= Short problem =
Wherever the string "color" appears in the listing, copy that line.

(Raw records)
** START **
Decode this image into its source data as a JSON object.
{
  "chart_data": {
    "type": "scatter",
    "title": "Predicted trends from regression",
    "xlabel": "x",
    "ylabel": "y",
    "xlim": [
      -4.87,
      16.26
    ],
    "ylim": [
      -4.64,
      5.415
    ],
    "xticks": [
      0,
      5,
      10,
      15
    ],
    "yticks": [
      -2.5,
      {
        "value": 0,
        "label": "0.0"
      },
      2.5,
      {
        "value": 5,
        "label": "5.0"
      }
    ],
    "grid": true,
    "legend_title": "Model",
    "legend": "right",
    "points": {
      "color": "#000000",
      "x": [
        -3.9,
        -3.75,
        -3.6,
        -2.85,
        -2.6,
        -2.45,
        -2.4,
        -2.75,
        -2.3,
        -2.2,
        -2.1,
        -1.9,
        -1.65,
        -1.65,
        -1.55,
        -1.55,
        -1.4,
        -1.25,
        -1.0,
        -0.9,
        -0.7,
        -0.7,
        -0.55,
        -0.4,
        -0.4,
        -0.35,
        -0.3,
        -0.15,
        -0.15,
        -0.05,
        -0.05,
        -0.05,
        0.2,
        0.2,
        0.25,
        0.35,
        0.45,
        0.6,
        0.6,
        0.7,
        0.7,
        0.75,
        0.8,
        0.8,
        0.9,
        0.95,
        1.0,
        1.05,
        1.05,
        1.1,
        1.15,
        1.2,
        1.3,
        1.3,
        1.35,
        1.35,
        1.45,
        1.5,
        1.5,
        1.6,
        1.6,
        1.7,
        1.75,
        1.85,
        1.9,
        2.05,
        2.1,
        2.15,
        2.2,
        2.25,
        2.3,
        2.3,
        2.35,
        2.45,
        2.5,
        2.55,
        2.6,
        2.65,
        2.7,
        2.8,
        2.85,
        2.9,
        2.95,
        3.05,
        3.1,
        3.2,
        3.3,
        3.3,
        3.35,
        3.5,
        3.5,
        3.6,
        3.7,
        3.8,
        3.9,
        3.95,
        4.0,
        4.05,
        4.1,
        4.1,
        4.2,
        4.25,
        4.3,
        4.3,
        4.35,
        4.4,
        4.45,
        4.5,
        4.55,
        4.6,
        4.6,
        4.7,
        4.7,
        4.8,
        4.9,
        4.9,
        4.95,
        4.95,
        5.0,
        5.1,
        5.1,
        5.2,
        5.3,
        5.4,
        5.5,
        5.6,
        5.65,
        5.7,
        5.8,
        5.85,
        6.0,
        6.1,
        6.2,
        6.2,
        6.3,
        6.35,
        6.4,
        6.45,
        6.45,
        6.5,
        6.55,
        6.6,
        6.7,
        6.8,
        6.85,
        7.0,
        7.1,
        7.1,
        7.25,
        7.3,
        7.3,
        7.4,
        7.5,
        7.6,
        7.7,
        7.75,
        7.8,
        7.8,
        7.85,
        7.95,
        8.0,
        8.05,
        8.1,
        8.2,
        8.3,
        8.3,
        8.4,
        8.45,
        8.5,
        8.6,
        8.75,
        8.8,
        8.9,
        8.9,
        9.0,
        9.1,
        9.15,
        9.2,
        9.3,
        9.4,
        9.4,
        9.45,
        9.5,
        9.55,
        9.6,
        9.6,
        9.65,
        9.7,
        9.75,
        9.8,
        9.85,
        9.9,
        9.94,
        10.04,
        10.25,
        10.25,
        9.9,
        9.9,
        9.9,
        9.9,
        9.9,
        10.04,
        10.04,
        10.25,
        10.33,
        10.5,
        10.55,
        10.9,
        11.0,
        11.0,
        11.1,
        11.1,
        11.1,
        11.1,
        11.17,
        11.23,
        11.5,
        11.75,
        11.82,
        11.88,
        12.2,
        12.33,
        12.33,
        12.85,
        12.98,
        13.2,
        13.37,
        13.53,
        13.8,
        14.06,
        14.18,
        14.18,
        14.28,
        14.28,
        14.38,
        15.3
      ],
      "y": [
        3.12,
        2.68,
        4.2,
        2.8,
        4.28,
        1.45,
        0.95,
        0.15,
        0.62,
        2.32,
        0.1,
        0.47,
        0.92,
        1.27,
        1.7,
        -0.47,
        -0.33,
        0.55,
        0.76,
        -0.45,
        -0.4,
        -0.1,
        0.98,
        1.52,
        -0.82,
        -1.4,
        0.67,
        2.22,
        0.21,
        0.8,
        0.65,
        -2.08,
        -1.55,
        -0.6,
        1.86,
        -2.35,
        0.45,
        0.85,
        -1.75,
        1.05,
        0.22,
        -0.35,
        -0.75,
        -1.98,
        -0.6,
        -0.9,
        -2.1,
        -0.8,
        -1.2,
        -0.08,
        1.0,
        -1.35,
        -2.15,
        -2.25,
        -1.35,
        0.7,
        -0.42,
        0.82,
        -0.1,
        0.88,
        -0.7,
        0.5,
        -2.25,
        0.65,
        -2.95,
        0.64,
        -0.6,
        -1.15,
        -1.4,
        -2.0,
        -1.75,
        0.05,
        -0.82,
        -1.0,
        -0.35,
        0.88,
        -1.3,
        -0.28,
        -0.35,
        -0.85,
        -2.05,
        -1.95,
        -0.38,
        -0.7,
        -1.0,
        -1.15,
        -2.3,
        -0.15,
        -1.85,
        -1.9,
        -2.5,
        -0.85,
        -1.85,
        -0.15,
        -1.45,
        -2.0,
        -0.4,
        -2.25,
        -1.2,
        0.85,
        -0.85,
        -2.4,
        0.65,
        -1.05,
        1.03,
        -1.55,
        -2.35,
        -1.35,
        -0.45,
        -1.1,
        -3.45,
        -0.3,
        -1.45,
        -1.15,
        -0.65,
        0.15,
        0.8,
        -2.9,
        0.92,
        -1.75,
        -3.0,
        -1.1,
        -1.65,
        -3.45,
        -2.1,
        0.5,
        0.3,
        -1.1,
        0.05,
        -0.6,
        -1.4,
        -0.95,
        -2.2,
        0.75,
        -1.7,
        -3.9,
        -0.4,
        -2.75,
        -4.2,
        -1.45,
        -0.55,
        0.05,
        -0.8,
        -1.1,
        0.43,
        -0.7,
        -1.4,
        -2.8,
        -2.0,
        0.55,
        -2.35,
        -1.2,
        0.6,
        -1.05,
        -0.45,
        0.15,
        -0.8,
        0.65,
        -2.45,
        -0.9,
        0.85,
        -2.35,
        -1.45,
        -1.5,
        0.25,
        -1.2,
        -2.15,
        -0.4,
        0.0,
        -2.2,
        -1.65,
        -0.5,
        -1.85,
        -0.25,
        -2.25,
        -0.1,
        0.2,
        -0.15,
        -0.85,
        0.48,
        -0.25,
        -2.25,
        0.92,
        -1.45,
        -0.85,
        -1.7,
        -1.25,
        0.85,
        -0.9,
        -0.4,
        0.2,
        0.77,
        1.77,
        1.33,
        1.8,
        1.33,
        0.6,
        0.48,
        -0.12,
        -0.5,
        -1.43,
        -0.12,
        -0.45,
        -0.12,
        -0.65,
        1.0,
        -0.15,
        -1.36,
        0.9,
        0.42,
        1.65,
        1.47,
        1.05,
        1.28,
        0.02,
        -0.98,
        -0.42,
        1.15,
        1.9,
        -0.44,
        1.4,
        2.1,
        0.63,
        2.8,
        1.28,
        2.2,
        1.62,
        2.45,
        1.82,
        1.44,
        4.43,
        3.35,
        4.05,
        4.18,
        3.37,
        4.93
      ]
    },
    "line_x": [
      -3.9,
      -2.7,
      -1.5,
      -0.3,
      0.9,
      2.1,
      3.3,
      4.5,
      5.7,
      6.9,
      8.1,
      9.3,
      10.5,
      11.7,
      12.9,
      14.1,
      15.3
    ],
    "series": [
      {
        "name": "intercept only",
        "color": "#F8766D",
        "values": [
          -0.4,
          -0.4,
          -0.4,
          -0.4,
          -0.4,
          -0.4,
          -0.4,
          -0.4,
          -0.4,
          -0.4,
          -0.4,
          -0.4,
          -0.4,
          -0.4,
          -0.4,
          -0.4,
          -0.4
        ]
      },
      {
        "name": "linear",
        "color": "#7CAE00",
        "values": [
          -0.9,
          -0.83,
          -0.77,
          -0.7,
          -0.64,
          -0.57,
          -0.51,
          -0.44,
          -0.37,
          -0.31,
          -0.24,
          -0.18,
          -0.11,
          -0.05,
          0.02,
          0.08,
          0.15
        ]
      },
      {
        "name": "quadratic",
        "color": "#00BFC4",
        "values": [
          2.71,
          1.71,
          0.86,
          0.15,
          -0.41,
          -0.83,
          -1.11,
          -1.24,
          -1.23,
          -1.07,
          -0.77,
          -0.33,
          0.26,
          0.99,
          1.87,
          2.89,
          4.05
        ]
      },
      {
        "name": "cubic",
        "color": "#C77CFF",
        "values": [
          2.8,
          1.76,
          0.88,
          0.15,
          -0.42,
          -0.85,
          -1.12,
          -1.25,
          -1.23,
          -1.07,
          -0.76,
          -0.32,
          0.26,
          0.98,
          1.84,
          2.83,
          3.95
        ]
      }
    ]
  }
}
** END **
= Problem solution =
      "color": "#000000",
        "color": "#F8766D",
        "color": "#7CAE00",
        "color": "#00BFC4",
        "color": "#C77CFF",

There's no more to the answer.